>> start PROVIDED DATA

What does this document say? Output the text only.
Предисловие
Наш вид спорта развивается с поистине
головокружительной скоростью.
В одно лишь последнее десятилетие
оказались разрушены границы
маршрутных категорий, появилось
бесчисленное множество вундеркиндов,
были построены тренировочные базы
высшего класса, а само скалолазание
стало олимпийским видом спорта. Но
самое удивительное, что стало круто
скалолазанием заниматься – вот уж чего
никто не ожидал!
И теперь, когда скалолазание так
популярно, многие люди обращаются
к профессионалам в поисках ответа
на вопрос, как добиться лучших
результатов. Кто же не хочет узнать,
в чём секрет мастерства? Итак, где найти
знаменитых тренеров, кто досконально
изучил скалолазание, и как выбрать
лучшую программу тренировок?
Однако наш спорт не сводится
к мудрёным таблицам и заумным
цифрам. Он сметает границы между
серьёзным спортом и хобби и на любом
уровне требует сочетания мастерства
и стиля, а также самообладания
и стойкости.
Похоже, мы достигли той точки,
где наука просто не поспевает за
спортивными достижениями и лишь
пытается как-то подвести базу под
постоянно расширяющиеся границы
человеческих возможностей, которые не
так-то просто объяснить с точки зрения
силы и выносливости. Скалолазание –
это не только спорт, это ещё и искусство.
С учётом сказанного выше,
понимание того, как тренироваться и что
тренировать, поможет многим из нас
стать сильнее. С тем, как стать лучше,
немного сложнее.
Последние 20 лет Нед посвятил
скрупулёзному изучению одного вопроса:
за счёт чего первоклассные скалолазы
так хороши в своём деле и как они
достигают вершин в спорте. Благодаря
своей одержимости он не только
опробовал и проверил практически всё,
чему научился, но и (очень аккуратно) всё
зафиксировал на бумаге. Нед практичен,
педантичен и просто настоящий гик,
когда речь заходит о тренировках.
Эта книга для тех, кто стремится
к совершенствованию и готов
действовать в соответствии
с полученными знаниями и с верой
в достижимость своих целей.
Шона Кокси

>> end PROVIDED DATA

Give the material above again, word for word.

EXERCISE RESPONSE ->
What does this document say? Output the text only.
Предисловие
Наш вид спорта развивается с поистине
головокружительной скоростью.
В одно лишь последнее десятилетие
оказались разрушены границы
маршрутных категорий, появилось
бесчисленное множество вундеркиндов,
были построены тренировочные базы
высшего класса, а само скалолазание
стало олимпийским видом спорта. Но
самое удивительное, что стало круто
скалолазанием заниматься – вот уж чего
никто не ожидал!
И теперь, когда скалолазание так
популярно, многие люди обращаются
к профессионалам в поисках ответа
на вопрос, как добиться лучших
результатов. Кто же не хочет узнать,
в чём секрет мастерства? Итак, где найти
знаменитых тренеров, кто досконально
изучил скалолазание, и как выбрать
лучшую программу тренировок?
Однако наш спорт не сводится
к мудрёным таблицам и заумным
цифрам. Он сметает границы между
серьёзным спортом и хобби и на любом
уровне требует сочетания мастерства
и стиля, а также самообладания
и стойкости.
Похоже, мы достигли той точки,
где наука просто не поспевает за
спортивными достижениями и лишь
пытается как-то подвести базу под
постоянно расширяющиеся границы
человеческих возможностей, которые не
так-то просто объяснить с точки зрения
силы и выносливости. Скалолазание –
это не только спорт, это ещё и искусство.
С учётом сказанного выше,
понимание того, как тренироваться и что
тренировать, поможет многим из нас
стать сильнее. С тем, как стать лучше,
немного сложнее.
Последние 20 лет Нед посвятил
скрупулёзному изучению одного вопроса:
за счёт чего первоклассные скалолазы
так хороши в своём деле и как они
достигают вершин в спорте. Благодаря
своей одержимости он не только
опробовал и проверил практически всё,
чему научился, но и (очень аккуратно) всё
зафиксировал на бумаге. Нед практичен,
педантичен и просто настоящий гик,
когда речь заходит о тренировках.
Эта книга для тех, кто стремится
к совершенствованию и готов
действовать в соответствии
с полученными знаниями и с верой
в достижимость своих целей.
Шона Кокси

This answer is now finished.